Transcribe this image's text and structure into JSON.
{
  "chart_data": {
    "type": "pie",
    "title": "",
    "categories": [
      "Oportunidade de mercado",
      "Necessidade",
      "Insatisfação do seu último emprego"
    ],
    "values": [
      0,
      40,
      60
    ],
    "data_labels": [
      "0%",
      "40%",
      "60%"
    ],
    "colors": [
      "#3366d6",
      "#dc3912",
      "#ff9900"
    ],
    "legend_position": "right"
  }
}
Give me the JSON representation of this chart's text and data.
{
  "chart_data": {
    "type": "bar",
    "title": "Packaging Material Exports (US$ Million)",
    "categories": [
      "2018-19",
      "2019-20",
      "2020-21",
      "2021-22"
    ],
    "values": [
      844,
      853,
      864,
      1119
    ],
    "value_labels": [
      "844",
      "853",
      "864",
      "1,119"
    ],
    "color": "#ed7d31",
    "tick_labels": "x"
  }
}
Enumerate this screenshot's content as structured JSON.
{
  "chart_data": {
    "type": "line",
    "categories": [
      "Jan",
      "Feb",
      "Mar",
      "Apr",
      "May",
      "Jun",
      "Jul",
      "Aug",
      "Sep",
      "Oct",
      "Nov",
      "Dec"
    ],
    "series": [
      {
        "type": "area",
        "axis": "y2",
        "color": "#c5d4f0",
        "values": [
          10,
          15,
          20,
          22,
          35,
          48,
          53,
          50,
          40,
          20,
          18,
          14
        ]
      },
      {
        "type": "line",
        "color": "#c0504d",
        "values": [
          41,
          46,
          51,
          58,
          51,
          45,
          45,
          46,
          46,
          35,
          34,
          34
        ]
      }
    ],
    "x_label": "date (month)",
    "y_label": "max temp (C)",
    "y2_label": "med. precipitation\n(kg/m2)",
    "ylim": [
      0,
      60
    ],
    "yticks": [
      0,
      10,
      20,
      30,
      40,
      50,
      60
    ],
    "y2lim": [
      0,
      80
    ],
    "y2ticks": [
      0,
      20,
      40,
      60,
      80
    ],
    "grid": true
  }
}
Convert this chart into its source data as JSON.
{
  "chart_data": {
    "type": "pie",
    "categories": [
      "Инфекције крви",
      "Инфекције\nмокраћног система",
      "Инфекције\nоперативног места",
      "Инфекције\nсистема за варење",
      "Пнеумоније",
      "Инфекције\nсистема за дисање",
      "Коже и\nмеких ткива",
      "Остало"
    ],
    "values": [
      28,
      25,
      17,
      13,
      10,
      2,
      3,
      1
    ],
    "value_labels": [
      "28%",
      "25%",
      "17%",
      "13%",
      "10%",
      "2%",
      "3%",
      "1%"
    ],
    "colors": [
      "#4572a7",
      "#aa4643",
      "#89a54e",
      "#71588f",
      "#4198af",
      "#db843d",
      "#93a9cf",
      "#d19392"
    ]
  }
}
________________________________________
◆ What the exercise asks: State the number of lines above that hold the string "Инфекције", with nothing added.

◆ Result: 5